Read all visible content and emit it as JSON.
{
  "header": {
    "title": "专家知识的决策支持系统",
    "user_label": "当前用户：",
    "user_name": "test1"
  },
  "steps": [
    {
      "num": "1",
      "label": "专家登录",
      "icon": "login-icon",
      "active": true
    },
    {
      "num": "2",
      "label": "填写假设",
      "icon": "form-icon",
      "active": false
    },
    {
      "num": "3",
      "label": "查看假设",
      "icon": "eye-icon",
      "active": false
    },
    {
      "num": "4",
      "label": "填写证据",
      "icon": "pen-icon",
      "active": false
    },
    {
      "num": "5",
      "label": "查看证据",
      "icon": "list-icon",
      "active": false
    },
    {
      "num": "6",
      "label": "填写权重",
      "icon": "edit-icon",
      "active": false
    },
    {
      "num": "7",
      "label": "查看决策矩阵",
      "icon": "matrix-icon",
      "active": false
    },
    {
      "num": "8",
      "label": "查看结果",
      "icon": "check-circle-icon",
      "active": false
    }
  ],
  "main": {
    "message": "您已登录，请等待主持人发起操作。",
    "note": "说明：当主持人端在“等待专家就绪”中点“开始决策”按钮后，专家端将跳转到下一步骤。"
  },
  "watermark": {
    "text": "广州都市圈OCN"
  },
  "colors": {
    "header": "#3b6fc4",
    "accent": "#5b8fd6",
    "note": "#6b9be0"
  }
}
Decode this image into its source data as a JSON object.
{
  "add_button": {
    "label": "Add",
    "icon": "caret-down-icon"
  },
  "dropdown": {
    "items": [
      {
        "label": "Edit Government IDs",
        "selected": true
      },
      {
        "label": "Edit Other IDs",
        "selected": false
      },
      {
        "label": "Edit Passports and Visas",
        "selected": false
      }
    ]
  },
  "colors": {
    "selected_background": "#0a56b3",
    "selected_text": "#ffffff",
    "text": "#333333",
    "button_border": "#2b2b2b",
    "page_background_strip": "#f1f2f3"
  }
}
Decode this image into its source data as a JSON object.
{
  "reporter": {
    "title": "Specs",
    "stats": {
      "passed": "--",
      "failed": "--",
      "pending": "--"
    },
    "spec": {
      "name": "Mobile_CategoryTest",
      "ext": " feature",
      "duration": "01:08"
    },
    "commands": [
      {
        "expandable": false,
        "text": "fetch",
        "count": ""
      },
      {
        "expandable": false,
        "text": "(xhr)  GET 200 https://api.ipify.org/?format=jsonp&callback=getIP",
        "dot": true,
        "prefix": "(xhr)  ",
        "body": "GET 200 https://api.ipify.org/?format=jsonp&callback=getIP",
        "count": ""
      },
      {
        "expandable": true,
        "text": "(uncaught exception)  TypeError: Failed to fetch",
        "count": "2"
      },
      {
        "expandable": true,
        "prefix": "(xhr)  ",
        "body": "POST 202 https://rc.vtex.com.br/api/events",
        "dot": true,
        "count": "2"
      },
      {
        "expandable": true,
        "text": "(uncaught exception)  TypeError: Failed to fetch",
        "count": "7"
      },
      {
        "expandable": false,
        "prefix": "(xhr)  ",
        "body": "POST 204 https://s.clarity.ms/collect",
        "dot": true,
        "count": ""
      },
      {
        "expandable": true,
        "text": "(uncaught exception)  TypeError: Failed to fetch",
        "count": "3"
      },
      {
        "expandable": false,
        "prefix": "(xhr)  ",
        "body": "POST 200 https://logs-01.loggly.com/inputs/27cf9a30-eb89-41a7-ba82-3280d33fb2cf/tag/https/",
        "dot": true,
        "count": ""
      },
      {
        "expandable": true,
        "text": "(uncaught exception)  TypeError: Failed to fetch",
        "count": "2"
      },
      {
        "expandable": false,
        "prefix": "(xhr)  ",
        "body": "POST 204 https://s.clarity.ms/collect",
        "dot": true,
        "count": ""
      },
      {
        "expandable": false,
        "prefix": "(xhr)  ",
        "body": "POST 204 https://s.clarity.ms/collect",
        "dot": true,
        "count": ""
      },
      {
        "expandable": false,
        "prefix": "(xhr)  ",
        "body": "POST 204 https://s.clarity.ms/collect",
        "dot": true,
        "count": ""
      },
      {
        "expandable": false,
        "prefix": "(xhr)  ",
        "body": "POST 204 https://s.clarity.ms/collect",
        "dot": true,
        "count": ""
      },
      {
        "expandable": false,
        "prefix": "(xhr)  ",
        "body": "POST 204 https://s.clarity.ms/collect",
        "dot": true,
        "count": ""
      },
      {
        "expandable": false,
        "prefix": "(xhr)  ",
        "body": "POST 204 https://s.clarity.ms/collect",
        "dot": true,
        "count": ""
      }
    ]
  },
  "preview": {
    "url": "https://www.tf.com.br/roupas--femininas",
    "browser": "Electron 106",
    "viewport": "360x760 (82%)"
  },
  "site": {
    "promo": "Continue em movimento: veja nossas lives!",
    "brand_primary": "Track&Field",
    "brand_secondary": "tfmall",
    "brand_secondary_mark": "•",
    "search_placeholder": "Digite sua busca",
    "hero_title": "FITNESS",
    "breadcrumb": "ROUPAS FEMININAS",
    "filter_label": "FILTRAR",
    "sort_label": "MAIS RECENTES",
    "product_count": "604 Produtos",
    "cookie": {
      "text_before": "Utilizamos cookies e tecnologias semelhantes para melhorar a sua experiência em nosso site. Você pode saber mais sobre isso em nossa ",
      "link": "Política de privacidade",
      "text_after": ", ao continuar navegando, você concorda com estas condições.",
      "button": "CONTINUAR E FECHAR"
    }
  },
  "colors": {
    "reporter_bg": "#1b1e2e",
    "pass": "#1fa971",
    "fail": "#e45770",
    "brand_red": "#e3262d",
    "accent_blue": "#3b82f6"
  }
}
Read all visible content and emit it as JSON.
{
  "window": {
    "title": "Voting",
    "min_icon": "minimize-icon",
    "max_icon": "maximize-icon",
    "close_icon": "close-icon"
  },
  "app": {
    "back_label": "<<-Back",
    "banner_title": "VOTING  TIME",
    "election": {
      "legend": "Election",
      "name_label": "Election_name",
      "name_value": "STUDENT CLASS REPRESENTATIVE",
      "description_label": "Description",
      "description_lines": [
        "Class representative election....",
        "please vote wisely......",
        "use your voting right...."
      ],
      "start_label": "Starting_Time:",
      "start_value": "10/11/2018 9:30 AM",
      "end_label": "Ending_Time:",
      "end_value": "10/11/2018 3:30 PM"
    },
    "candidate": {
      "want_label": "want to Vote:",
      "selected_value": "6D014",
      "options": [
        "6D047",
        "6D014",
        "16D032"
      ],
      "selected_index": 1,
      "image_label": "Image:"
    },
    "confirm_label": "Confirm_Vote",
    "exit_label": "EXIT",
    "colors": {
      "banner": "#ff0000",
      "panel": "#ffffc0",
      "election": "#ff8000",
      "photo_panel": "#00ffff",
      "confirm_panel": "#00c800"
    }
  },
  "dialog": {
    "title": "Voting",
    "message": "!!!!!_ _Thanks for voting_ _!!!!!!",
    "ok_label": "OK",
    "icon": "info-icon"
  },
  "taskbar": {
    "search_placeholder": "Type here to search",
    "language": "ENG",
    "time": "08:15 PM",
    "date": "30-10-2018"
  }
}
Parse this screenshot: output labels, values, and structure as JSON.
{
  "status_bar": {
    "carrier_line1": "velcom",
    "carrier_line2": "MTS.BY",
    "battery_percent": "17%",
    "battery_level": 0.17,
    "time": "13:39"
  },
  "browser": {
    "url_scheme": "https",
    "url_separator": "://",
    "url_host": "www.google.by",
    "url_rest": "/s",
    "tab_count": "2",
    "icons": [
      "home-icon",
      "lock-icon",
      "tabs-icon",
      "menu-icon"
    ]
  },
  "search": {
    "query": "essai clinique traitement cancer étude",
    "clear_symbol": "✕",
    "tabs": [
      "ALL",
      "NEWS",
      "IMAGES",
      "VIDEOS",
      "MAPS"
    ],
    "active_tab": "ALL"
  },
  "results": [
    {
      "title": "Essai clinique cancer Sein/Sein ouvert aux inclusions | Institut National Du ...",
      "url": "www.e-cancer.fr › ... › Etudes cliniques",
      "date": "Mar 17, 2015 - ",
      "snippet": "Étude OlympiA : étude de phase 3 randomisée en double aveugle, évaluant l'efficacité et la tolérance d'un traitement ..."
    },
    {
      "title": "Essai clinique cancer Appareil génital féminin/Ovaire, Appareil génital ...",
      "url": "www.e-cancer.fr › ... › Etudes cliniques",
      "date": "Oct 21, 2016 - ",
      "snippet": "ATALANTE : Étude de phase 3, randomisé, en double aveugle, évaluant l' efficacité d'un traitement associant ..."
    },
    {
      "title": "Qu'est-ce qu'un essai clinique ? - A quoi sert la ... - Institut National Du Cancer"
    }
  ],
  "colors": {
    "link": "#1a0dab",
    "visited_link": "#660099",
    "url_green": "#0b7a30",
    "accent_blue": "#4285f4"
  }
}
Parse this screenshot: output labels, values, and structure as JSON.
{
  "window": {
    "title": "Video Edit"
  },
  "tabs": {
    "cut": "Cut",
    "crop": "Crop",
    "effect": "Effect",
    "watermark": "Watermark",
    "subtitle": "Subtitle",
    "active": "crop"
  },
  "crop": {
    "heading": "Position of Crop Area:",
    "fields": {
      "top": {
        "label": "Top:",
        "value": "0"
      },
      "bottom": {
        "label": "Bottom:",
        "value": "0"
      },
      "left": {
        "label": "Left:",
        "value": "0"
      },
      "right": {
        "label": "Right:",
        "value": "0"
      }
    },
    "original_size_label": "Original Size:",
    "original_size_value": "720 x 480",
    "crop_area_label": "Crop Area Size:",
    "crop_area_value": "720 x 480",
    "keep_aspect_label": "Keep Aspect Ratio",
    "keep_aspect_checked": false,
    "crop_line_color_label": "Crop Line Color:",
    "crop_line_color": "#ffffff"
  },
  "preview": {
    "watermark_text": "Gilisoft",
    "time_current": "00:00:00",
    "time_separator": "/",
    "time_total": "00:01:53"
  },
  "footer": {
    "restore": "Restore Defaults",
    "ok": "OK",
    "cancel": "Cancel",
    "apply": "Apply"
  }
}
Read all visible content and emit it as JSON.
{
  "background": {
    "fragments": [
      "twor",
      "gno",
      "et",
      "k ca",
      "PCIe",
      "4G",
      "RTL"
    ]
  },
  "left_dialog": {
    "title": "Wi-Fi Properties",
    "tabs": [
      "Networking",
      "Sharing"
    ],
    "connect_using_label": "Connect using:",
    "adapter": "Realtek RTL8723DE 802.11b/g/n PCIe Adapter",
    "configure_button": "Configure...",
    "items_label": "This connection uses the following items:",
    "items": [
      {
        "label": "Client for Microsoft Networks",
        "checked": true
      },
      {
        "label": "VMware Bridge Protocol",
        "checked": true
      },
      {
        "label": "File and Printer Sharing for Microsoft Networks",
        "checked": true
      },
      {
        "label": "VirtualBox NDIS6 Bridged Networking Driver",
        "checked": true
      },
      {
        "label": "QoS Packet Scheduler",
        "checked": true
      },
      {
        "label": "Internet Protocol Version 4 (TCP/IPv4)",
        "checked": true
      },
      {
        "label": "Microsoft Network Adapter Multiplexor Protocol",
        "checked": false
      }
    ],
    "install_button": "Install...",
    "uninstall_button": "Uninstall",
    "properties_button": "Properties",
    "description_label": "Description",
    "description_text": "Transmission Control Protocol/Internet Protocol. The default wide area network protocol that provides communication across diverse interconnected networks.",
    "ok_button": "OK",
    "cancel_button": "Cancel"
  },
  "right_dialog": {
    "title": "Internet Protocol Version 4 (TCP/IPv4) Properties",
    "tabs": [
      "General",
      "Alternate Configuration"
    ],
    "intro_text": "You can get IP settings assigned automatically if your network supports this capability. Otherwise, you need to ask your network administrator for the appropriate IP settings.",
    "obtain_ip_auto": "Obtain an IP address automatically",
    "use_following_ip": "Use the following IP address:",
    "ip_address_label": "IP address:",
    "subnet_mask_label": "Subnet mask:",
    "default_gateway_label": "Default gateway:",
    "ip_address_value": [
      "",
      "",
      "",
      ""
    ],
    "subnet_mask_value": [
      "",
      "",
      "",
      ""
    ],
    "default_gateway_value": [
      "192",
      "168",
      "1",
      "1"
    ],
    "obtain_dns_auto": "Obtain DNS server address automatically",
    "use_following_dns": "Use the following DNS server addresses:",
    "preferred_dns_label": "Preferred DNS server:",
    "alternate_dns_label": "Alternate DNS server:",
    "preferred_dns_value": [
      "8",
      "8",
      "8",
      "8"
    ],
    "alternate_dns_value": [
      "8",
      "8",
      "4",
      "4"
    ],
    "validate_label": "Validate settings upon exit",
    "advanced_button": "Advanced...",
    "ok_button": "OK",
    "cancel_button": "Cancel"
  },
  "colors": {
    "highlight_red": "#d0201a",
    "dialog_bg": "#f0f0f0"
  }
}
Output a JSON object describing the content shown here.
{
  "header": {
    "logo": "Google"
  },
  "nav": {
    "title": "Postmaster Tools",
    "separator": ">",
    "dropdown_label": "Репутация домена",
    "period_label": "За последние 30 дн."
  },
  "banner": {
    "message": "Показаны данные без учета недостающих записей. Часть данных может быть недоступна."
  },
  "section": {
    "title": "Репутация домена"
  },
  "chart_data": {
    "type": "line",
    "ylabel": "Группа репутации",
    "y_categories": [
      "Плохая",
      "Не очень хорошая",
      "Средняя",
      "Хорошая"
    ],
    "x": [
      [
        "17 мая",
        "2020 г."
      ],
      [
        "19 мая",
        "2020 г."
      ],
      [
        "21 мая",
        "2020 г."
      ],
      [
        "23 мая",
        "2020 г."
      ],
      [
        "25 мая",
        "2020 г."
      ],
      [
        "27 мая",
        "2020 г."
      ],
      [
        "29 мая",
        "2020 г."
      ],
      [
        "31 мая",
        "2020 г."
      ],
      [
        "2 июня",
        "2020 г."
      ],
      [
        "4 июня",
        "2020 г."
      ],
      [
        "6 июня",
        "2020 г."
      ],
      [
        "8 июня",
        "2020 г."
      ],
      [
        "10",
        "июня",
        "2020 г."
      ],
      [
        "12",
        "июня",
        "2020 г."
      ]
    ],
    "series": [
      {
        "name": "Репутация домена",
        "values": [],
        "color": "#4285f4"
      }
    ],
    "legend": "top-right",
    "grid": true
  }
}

Challenge: Across the records above, count the lines holding "getIP" and reply with that number alone.

Result of the task: 2